§ DIRECTIONS: Omit the pictures and return every entry exactly as written.

Excerpt from a dataset
◆ ◆ ◆

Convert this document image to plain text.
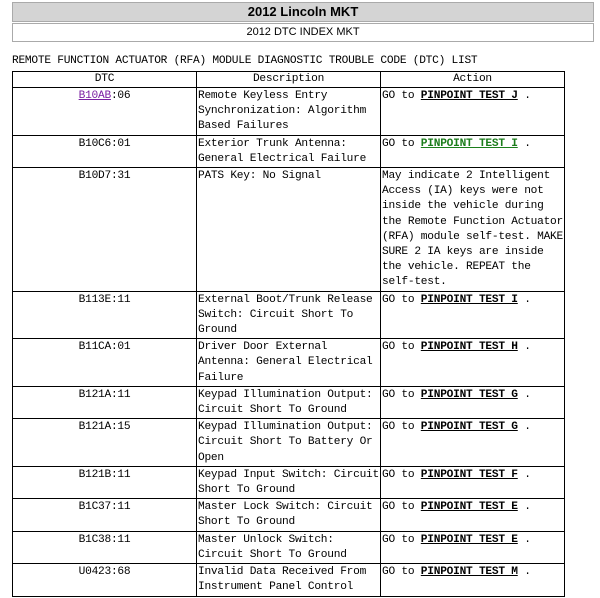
2012 Lincoln MKT
2012 DTC INDEX MKT
REMOTE FUNCTION ACTUATOR (RFA) MODULE DIAGNOSTIC TROUBLE CODE (DTC) LIST
DTC	Description	Action
B10AB:06	Remote Keyless Entry Synchronization: Algorithm Based Failures	GO to PINPOINT TEST J .
B10C6:01	Exterior Trunk Antenna: General Electrical Failure	GO to PINPOINT TEST I .
B10D7:31	PATS Key: No Signal	May indicate 2 Intelligent Access (IA) keys were not inside the vehicle during the Remote Function Actuator (RFA) module self-test. MAKE SURE 2 IA keys are inside the vehicle. REPEAT the self-test.
B113E:11	External Boot/Trunk Release Switch: Circuit Short To Ground	GO to PINPOINT TEST I .
B11CA:01	Driver Door External Antenna: General Electrical Failure	GO to PINPOINT TEST H .
B121A:11	Keypad Illumination Output: Circuit Short To Ground	GO to PINPOINT TEST G .
B121A:15	Keypad Illumination Output: Circuit Short To Battery Or Open	GO to PINPOINT TEST G .
B121B:11	Keypad Input Switch: Circuit Short To Ground	GO to PINPOINT TEST F .
B1C37:11	Master Lock Switch: Circuit Short To Ground	GO to PINPOINT TEST E .
B1C38:11	Master Unlock Switch: Circuit Short To Ground	GO to PINPOINT TEST E .
U0423:68	Invalid Data Received From Instrument Panel Control	GO to PINPOINT TEST M .
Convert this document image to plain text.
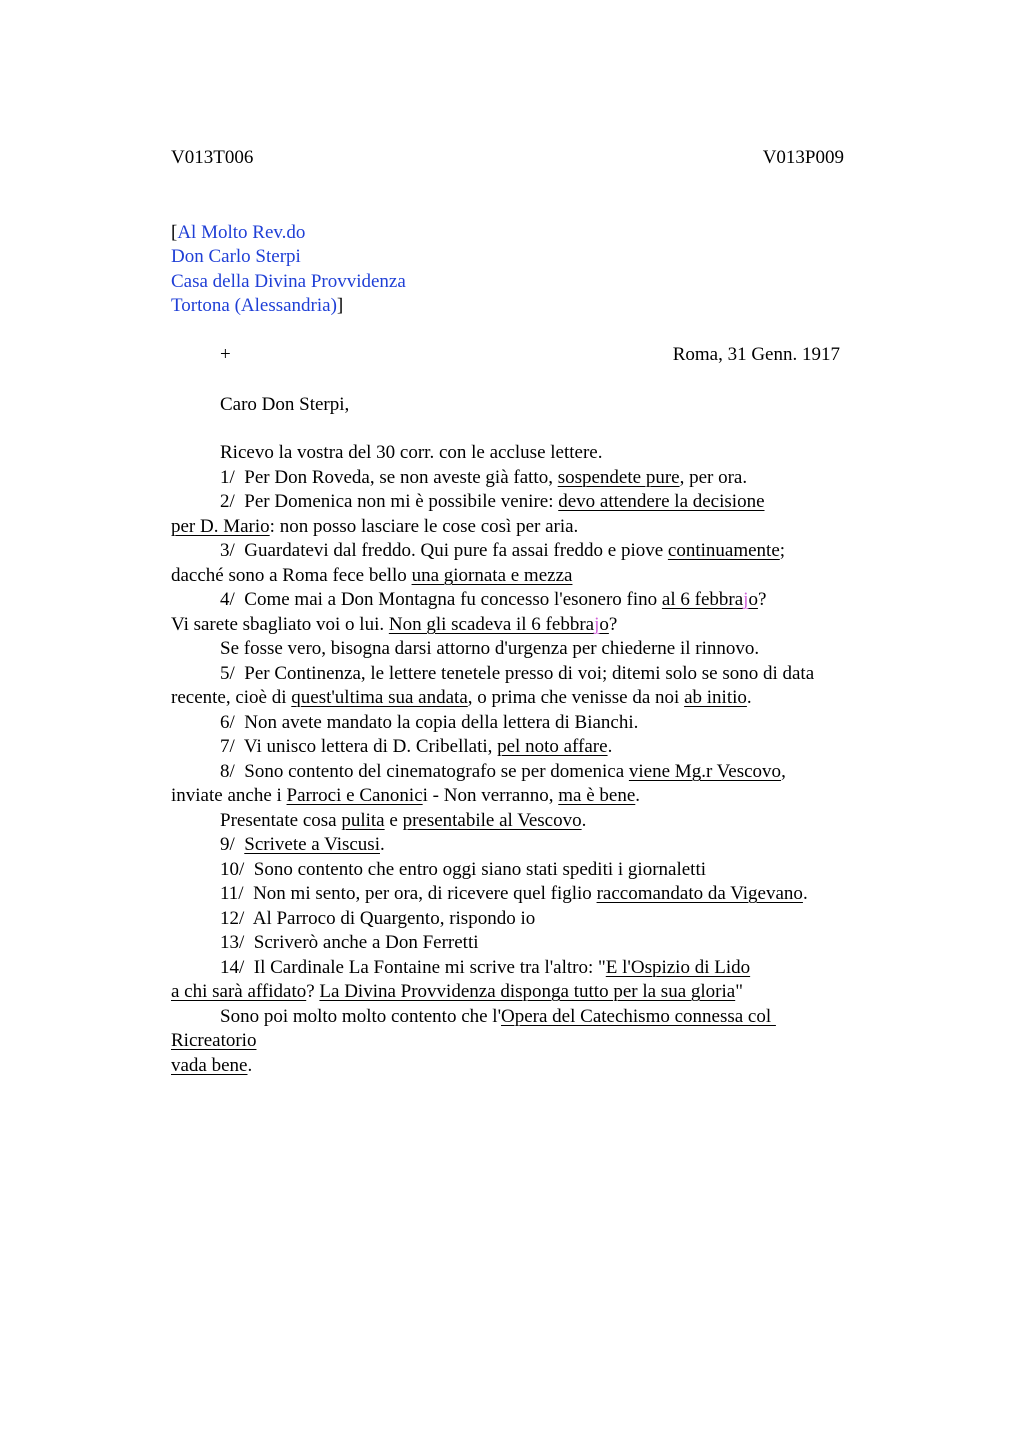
V013T006	V013P009
[Al Molto Rev.do
Don Carlo Sterpi
Casa della Divina Provvidenza
Tortona (Alessandria)]
+	Roma, 31 Genn. 1917
Caro Don Sterpi,
Ricevo la vostra del 30 corr. con le accluse lettere.
1/  Per Don Roveda, se non aveste già fatto, sospendete pure, per ora.
2/  Per Domenica non mi è possibile venire: devo attendere la decisione
per D. Mario: non posso lasciare le cose così per aria.
3/  Guardatevi dal freddo. Qui pure fa assai freddo e piove continuamente;
dacché sono a Roma fece bello una giornata e mezza
4/  Come mai a Don Montagna fu concesso l'esonero fino al 6 febbrajo?
Vi sarete sbagliato voi o lui. Non gli scadeva il 6 febbrajo?
Se fosse vero, bisogna darsi attorno d'urgenza per chiederne il rinnovo.
5/  Per Continenza, le lettere tenetele presso di voi; ditemi solo se sono di data
recente, cioè di quest'ultima sua andata, o prima che venisse da noi ab initio.
6/  Non avete mandato la copia della lettera di Bianchi.
7/  Vi unisco lettera di D. Cribellati, pel noto affare.
8/  Sono contento del cinematografo se per domenica viene Mg.r Vescovo,
inviate anche i Parroci e Canonici - Non verranno, ma è bene.
Presentate cosa pulita e presentabile al Vescovo.
9/  Scrivete a Viscusi.
10/  Sono contento che entro oggi siano stati spediti i giornaletti
11/  Non mi sento, per ora, di ricevere quel figlio raccomandato da Vigevano.
12/  Al Parroco di Quargento, rispondo io
13/  Scriverò anche a Don Ferretti
14/  Il Cardinale La Fontaine mi scrive tra l'altro: "E l'Ospizio di Lido
a chi sarà affidato? La Divina Provvidenza disponga tutto per la sua gloria"
Sono poi molto molto contento che l'Opera del Catechismo connessa col
Ricreatorio
vada bene.
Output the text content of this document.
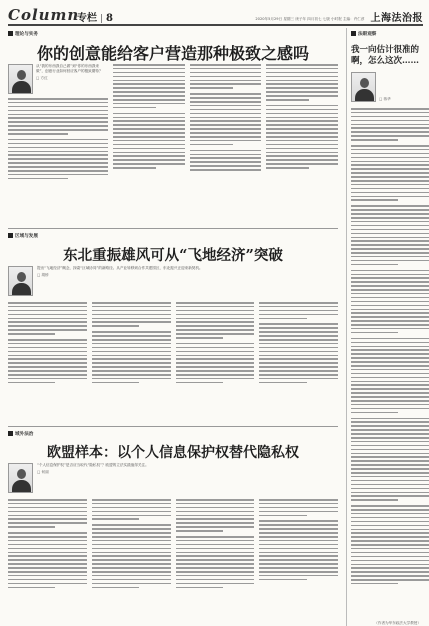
Column
专栏 | 8	2020年5月29日 星期三 庚子年 四月初七 七版 小时报 主编：许仁淳 上海法治报
理论与实务
你的创意能给客户营造那种极致之感吗
从“我的东西我自己做”到“你的东西我来做”，创意行业如何回应客户的极致期待？
□ 方红
区域与发展
东北重振雄风可从“飞地经济”突破
提出“飞地经济”概念，探索“区域协同”的新路径。从产业转移到合作共建园区，东北振兴正迎来新契机。
□ 胡桥
域外法治
欧盟样本：以个人信息保护权替代隐私权
“个人信息保护权”是否应当取代“隐私权”？欧盟的立法实践值得关注。
□ 何丽
法眼观察
我一向估计很准的啊，怎么这次……
□ 蒋华
（作者为华东政法大学教授）
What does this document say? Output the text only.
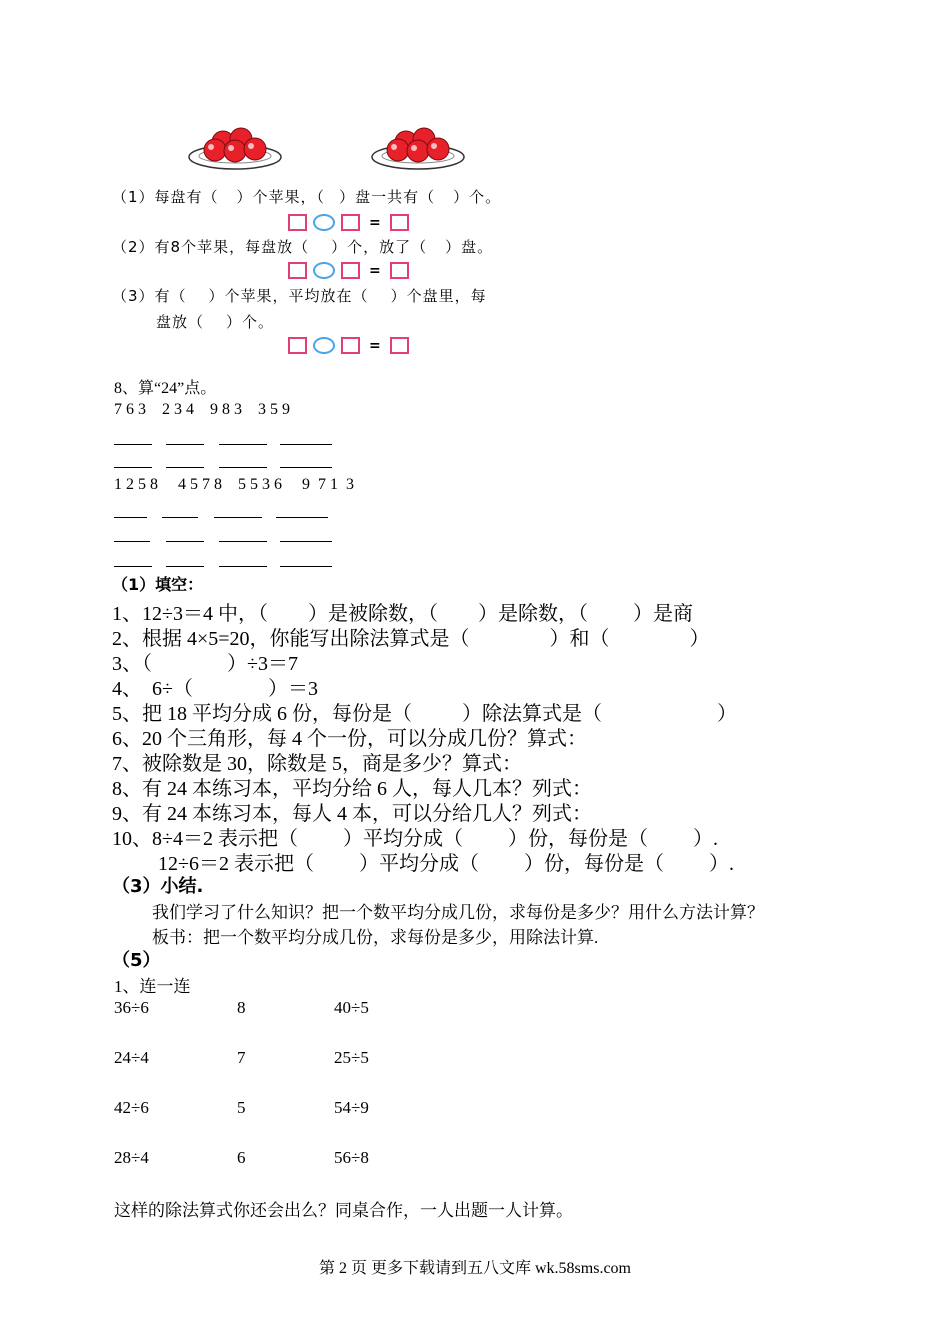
（1）每盘有（ ）个苹果，（ ）盘一共有（ ）个。
=
（2）有8个苹果，每盘放（ ）个，放了（ ）盘。
=
（3）有（ ）个苹果，平均放在（ ）个盘里，每
盘放（ ）个。
=
8、算“24”点。
7 6 3    2 3 4    9 8 3    3 5 9
1 2 5 8     4 5 7 8    5 5 3 6     9  7 1  3
（1）填空：
1、12÷3＝4 中，（        ）是被除数，（        ）是除数，（         ）是商
2、根据 4×5=20，你能写出除法算式是（                ）和（                ）
3、（               ）÷3＝7
4、  6÷（               ）＝3
5、把 18 平均分成 6 份，每份是（          ）除法算式是（                       ）
6、20 个三角形，每 4 个一份，可以分成几份？算式：
7、被除数是 30，除数是 5，商是多少？算式：
8、有 24 本练习本，平均分给 6 人，每人几本？列式：
9、有 24 本练习本，每人 4 本，可以分给几人？列式：
10、8÷4＝2 表示把（         ）平均分成（         ）份，每份是（         ）.
12÷6＝2 表示把（         ）平均分成（         ）份，每份是（         ）.
（3）小结.
我们学习了什么知识？把一个数平均分成几份，求每份是多少？用什么方法计算？
板书：把一个数平均分成几份，求每份是多少，用除法计算.
（5）
1、连一连
36÷6	8	40÷5
24÷4	7	25÷5
42÷6	5	54÷9
28÷4	6	56÷8
这样的除法算式你还会出么？同桌合作，一人出题一人计算。
第 2 页 更多下载请到五八文库 wk.58sms.com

◆ ◆ ◆

§ RESPONSE FOR THIS EXERCISE:
Convert this document image to plain text.
2012 Lincoln MKT
2012 DTC INDEX MKT
REMOTE FUNCTION ACTUATOR (RFA) MODULE DIAGNOSTIC TROUBLE CODE (DTC) LIST
DTC	Description	Action
B10AB:06	Remote Keyless Entry Synchronization: Algorithm Based Failures	GO to PINPOINT TEST J .
B10C6:01	Exterior Trunk Antenna: General Electrical Failure	GO to PINPOINT TEST I .
B10D7:31	PATS Key: No Signal	May indicate 2 Intelligent Access (IA) keys were not inside the vehicle during the Remote Function Actuator (RFA) module self-test. MAKE SURE 2 IA keys are inside the vehicle. REPEAT the self-test.
B113E:11	External Boot/Trunk Release Switch: Circuit Short To Ground	GO to PINPOINT TEST I .
B11CA:01	Driver Door External Antenna: General Electrical Failure	GO to PINPOINT TEST H .
B121A:11	Keypad Illumination Output: Circuit Short To Ground	GO to PINPOINT TEST G .
B121A:15	Keypad Illumination Output: Circuit Short To Battery Or Open	GO to PINPOINT TEST G .
B121B:11	Keypad Input Switch: Circuit Short To Ground	GO to PINPOINT TEST F .
B1C37:11	Master Lock Switch: Circuit Short To Ground	GO to PINPOINT TEST E .
B1C38:11	Master Unlock Switch: Circuit Short To Ground	GO to PINPOINT TEST E .
U0423:68	Invalid Data Received From Instrument Panel Control	GO to PINPOINT TEST M .
Convert this document image to plain text.
V013T006	V013P009
[Al Molto Rev.do
Don Carlo Sterpi
Casa della Divina Provvidenza
Tortona (Alessandria)]
+	Roma, 31 Genn. 1917
Caro Don Sterpi,
Ricevo la vostra del 30 corr. con le accluse lettere.
1/  Per Don Roveda, se non aveste già fatto, sospendete pure, per ora.
2/  Per Domenica non mi è possibile venire: devo attendere la decisione
per D. Mario: non posso lasciare le cose così per aria.
3/  Guardatevi dal freddo. Qui pure fa assai freddo e piove continuamente;
dacché sono a Roma fece bello una giornata e mezza
4/  Come mai a Don Montagna fu concesso l'esonero fino al 6 febbrajo?
Vi sarete sbagliato voi o lui. Non gli scadeva il 6 febbrajo?
Se fosse vero, bisogna darsi attorno d'urgenza per chiederne il rinnovo.
5/  Per Continenza, le lettere tenetele presso di voi; ditemi solo se sono di data
recente, cioè di quest'ultima sua andata, o prima che venisse da noi ab initio.
6/  Non avete mandato la copia della lettera di Bianchi.
7/  Vi unisco lettera di D. Cribellati, pel noto affare.
8/  Sono contento del cinematografo se per domenica viene Mg.r Vescovo,
inviate anche i Parroci e Canonici - Non verranno, ma è bene.
Presentate cosa pulita e presentabile al Vescovo.
9/  Scrivete a Viscusi.
10/  Sono contento che entro oggi siano stati spediti i giornaletti
11/  Non mi sento, per ora, di ricevere quel figlio raccomandato da Vigevano.
12/  Al Parroco di Quargento, rispondo io
13/  Scriverò anche a Don Ferretti
14/  Il Cardinale La Fontaine mi scrive tra l'altro: "E l'Ospizio di Lido
a chi sarà affidato? La Divina Provvidenza disponga tutto per la sua gloria"
Sono poi molto molto contento che l'Opera del Catechismo connessa col
Ricreatorio
vada bene.
Output the text content of this document.
Column
专栏 | 8	2020年5月29日 星期三 庚子年 四月初七 七版 小时报 主编：许仁淳 上海法治报
理论与实务
你的创意能给客户营造那种极致之感吗
从“我的东西我自己做”到“你的东西我来做”，创意行业如何回应客户的极致期待？
□ 方红
区域与发展
东北重振雄风可从“飞地经济”突破
提出“飞地经济”概念，探索“区域协同”的新路径。从产业转移到合作共建园区，东北振兴正迎来新契机。
□ 胡桥
域外法治
欧盟样本：以个人信息保护权替代隐私权
“个人信息保护权”是否应当取代“隐私权”？欧盟的立法实践值得关注。
□ 何丽
法眼观察
我一向估计很准的啊，怎么这次……
□ 蒋华
（作者为华东政法大学教授）
What does this document say? Output the text only.
（1）每盘有（ ）个苹果，（ ）盘一共有（ ）个。
=
（2）有8个苹果，每盘放（ ）个，放了（ ）盘。
=
（3）有（ ）个苹果，平均放在（ ）个盘里，每
盘放（ ）个。
=
8、算“24”点。
7 6 3    2 3 4    9 8 3    3 5 9
1 2 5 8     4 5 7 8    5 5 3 6     9  7 1  3
（1）填空：
1、12÷3＝4 中，（        ）是被除数，（        ）是除数，（         ）是商
2、根据 4×5=20，你能写出除法算式是（                ）和（                ）
3、（               ）÷3＝7
4、  6÷（               ）＝3
5、把 18 平均分成 6 份，每份是（          ）除法算式是（                       ）
6、20 个三角形，每 4 个一份，可以分成几份？算式：
7、被除数是 30，除数是 5，商是多少？算式：
8、有 24 本练习本，平均分给 6 人，每人几本？列式：
9、有 24 本练习本，每人 4 本，可以分给几人？列式：
10、8÷4＝2 表示把（         ）平均分成（         ）份，每份是（         ）.
12÷6＝2 表示把（         ）平均分成（         ）份，每份是（         ）.
（3）小结.
我们学习了什么知识？把一个数平均分成几份，求每份是多少？用什么方法计算？
板书：把一个数平均分成几份，求每份是多少，用除法计算.
（5）
1、连一连
36÷6	8	40÷5
24÷4	7	25÷5
42÷6	5	54÷9
28÷4	6	56÷8
这样的除法算式你还会出么？同桌合作，一人出题一人计算。
第 2 页 更多下载请到五八文库 wk.58sms.com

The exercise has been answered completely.